_Records shown_
::::::
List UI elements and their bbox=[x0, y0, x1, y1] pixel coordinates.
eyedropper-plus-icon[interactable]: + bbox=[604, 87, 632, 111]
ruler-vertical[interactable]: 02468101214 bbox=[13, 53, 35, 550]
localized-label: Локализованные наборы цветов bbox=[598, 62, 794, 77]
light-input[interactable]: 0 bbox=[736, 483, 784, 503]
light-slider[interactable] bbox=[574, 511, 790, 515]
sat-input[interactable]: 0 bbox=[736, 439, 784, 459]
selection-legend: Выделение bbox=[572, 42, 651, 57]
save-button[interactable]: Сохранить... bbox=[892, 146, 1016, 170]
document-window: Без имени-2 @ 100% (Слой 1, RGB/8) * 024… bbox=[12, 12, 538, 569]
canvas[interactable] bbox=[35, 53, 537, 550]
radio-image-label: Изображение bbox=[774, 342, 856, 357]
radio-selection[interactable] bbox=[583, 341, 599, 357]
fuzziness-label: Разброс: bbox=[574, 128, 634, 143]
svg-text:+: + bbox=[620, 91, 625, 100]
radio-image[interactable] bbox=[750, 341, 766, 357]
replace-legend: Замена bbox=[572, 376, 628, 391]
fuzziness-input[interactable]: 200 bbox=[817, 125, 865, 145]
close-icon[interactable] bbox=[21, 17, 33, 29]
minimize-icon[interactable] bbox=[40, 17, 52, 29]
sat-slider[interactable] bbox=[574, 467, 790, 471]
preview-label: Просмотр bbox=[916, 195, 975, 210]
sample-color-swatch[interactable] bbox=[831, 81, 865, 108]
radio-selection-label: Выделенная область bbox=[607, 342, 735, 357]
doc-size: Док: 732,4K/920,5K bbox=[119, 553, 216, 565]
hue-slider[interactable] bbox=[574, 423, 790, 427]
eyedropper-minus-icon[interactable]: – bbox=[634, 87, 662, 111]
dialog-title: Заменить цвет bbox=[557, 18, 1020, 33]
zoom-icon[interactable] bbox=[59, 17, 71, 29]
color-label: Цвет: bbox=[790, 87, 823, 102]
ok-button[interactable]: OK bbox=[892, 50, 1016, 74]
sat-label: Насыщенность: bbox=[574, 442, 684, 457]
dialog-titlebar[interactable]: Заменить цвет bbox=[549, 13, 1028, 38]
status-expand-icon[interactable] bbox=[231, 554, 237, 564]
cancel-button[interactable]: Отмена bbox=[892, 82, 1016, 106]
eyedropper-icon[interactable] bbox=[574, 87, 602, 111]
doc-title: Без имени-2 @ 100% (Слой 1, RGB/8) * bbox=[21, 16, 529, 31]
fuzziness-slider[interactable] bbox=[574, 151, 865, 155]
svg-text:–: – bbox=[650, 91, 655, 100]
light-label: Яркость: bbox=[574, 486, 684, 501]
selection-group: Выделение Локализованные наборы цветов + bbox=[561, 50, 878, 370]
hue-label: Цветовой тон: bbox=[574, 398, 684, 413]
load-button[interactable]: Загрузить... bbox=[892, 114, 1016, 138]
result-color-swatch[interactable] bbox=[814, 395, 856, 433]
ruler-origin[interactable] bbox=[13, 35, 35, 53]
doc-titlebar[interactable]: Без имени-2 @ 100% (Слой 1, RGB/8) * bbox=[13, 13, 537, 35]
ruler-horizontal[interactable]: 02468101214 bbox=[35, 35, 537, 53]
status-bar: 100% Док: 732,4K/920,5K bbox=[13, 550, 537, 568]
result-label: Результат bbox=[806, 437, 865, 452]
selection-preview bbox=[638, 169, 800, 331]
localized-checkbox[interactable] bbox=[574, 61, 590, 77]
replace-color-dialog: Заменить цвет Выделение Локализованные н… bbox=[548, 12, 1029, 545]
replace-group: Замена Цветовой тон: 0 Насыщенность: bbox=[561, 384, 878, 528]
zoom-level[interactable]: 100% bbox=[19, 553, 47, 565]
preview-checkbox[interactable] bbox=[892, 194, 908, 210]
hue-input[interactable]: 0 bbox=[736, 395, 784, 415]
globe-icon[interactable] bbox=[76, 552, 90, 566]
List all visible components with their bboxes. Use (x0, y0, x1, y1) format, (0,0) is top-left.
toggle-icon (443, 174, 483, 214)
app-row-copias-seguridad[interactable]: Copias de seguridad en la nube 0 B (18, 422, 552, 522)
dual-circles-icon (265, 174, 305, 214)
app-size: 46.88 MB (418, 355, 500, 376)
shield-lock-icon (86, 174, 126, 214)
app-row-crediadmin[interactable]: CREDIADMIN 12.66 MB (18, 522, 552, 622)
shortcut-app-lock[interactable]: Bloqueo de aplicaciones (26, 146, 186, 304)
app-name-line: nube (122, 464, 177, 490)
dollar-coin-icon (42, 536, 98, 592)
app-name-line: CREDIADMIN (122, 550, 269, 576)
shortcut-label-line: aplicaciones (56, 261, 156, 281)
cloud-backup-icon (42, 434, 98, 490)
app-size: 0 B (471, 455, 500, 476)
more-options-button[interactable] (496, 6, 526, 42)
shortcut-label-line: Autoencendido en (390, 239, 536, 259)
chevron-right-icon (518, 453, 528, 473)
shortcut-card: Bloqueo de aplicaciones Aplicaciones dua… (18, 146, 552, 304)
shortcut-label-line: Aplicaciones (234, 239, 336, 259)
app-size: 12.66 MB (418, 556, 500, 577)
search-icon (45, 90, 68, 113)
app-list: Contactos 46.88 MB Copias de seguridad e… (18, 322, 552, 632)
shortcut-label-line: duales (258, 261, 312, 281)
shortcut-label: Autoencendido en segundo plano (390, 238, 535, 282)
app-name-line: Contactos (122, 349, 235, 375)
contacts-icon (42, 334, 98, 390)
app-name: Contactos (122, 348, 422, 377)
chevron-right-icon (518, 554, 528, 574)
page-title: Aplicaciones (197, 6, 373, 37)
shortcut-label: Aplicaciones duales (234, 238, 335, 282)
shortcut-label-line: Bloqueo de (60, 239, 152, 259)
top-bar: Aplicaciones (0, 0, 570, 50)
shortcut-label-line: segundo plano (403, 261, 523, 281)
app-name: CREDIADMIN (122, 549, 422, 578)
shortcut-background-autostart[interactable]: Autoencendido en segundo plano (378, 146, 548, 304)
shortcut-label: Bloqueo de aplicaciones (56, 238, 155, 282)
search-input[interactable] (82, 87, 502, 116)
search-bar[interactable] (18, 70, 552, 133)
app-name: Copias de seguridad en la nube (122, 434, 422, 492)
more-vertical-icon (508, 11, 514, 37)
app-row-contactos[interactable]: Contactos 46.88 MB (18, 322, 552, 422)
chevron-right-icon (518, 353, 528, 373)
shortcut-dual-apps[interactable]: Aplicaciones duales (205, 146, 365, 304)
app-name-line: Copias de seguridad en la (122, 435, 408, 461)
::::::
_Direction_
Please duplicate every line of the records above exactly.

_Correct answer_
List UI elements and their bbox=[x0, y0, x1, y1] pixel coordinates.
eyedropper-plus-icon[interactable]: + bbox=[604, 87, 632, 111]
ruler-vertical[interactable]: 02468101214 bbox=[13, 53, 35, 550]
localized-label: Локализованные наборы цветов bbox=[598, 62, 794, 77]
light-input[interactable]: 0 bbox=[736, 483, 784, 503]
light-slider[interactable] bbox=[574, 511, 790, 515]
sat-input[interactable]: 0 bbox=[736, 439, 784, 459]
selection-legend: Выделение bbox=[572, 42, 651, 57]
save-button[interactable]: Сохранить... bbox=[892, 146, 1016, 170]
document-window: Без имени-2 @ 100% (Слой 1, RGB/8) * 024… bbox=[12, 12, 538, 569]
canvas[interactable] bbox=[35, 53, 537, 550]
radio-image-label: Изображение bbox=[774, 342, 856, 357]
radio-selection[interactable] bbox=[583, 341, 599, 357]
fuzziness-label: Разброс: bbox=[574, 128, 634, 143]
svg-text:+: + bbox=[620, 91, 625, 100]
radio-image[interactable] bbox=[750, 341, 766, 357]
replace-legend: Замена bbox=[572, 376, 628, 391]
fuzziness-input[interactable]: 200 bbox=[817, 125, 865, 145]
close-icon[interactable] bbox=[21, 17, 33, 29]
minimize-icon[interactable] bbox=[40, 17, 52, 29]
sat-slider[interactable] bbox=[574, 467, 790, 471]
preview-label: Просмотр bbox=[916, 195, 975, 210]
sample-color-swatch[interactable] bbox=[831, 81, 865, 108]
radio-selection-label: Выделенная область bbox=[607, 342, 735, 357]
doc-size: Док: 732,4K/920,5K bbox=[119, 553, 216, 565]
hue-slider[interactable] bbox=[574, 423, 790, 427]
eyedropper-minus-icon[interactable]: – bbox=[634, 87, 662, 111]
dialog-title: Заменить цвет bbox=[557, 18, 1020, 33]
zoom-icon[interactable] bbox=[59, 17, 71, 29]
color-label: Цвет: bbox=[790, 87, 823, 102]
ok-button[interactable]: OK bbox=[892, 50, 1016, 74]
sat-label: Насыщенность: bbox=[574, 442, 684, 457]
dialog-titlebar[interactable]: Заменить цвет bbox=[549, 13, 1028, 38]
status-expand-icon[interactable] bbox=[231, 554, 237, 564]
cancel-button[interactable]: Отмена bbox=[892, 82, 1016, 106]
eyedropper-icon[interactable] bbox=[574, 87, 602, 111]
doc-title: Без имени-2 @ 100% (Слой 1, RGB/8) * bbox=[21, 16, 529, 31]
fuzziness-slider[interactable] bbox=[574, 151, 865, 155]
svg-text:–: – bbox=[650, 91, 655, 100]
light-label: Яркость: bbox=[574, 486, 684, 501]
selection-group: Выделение Локализованные наборы цветов + bbox=[561, 50, 878, 370]
hue-label: Цветовой тон: bbox=[574, 398, 684, 413]
load-button[interactable]: Загрузить... bbox=[892, 114, 1016, 138]
result-color-swatch[interactable] bbox=[814, 395, 856, 433]
ruler-origin[interactable] bbox=[13, 35, 35, 53]
doc-titlebar[interactable]: Без имени-2 @ 100% (Слой 1, RGB/8) * bbox=[13, 13, 537, 35]
ruler-horizontal[interactable]: 02468101214 bbox=[35, 35, 537, 53]
status-bar: 100% Док: 732,4K/920,5K bbox=[13, 550, 537, 568]
result-label: Результат bbox=[806, 437, 865, 452]
selection-preview bbox=[638, 169, 800, 331]
localized-checkbox[interactable] bbox=[574, 61, 590, 77]
replace-color-dialog: Заменить цвет Выделение Локализованные н… bbox=[548, 12, 1029, 545]
replace-group: Замена Цветовой тон: 0 Насыщенность: bbox=[561, 384, 878, 528]
zoom-level[interactable]: 100% bbox=[19, 553, 47, 565]
preview-checkbox[interactable] bbox=[892, 194, 908, 210]
hue-input[interactable]: 0 bbox=[736, 395, 784, 415]
globe-icon[interactable] bbox=[76, 552, 90, 566]
List all visible components with their bboxes. Use (x0, y0, x1, y1) format, (0,0) is top-left.
toggle-icon (443, 174, 483, 214)
app-row-copias-seguridad[interactable]: Copias de seguridad en la nube 0 B (18, 422, 552, 522)
dual-circles-icon (265, 174, 305, 214)
app-size: 46.88 MB (418, 355, 500, 376)
shield-lock-icon (86, 174, 126, 214)
app-row-crediadmin[interactable]: CREDIADMIN 12.66 MB (18, 522, 552, 622)
shortcut-app-lock[interactable]: Bloqueo de aplicaciones (26, 146, 186, 304)
app-name-line: nube (122, 464, 177, 490)
dollar-coin-icon (42, 536, 98, 592)
app-name-line: CREDIADMIN (122, 550, 269, 576)
shortcut-label-line: aplicaciones (56, 261, 156, 281)
cloud-backup-icon (42, 434, 98, 490)
app-size: 0 B (471, 455, 500, 476)
more-options-button[interactable] (496, 6, 526, 42)
shortcut-label-line: Autoencendido en (390, 239, 536, 259)
chevron-right-icon (518, 453, 528, 473)
shortcut-card: Bloqueo de aplicaciones Aplicaciones dua… (18, 146, 552, 304)
shortcut-label-line: Aplicaciones (234, 239, 336, 259)
app-size: 12.66 MB (418, 556, 500, 577)
search-icon (45, 90, 68, 113)
app-list: Contactos 46.88 MB Copias de seguridad e… (18, 322, 552, 632)
shortcut-label-line: duales (258, 261, 312, 281)
shortcut-label: Autoencendido en segundo plano (390, 238, 535, 282)
app-name-line: Contactos (122, 349, 235, 375)
contacts-icon (42, 334, 98, 390)
app-name: Contactos (122, 348, 422, 377)
chevron-right-icon (518, 554, 528, 574)
page-title: Aplicaciones (197, 6, 373, 37)
shortcut-label: Aplicaciones duales (234, 238, 335, 282)
shortcut-label-line: Bloqueo de (60, 239, 152, 259)
top-bar: Aplicaciones (0, 0, 570, 50)
shortcut-label-line: segundo plano (403, 261, 523, 281)
app-name: CREDIADMIN (122, 549, 422, 578)
shortcut-background-autostart[interactable]: Autoencendido en segundo plano (378, 146, 548, 304)
shortcut-label: Bloqueo de aplicaciones (56, 238, 155, 282)
search-input[interactable] (82, 87, 502, 116)
search-bar[interactable] (18, 70, 552, 133)
app-name: Copias de seguridad en la nube (122, 434, 422, 492)
more-vertical-icon (508, 11, 514, 37)
app-row-contactos[interactable]: Contactos 46.88 MB (18, 322, 552, 422)
chevron-right-icon (518, 353, 528, 373)
shortcut-dual-apps[interactable]: Aplicaciones duales (205, 146, 365, 304)
app-name-line: Copias de seguridad en la (122, 435, 408, 461)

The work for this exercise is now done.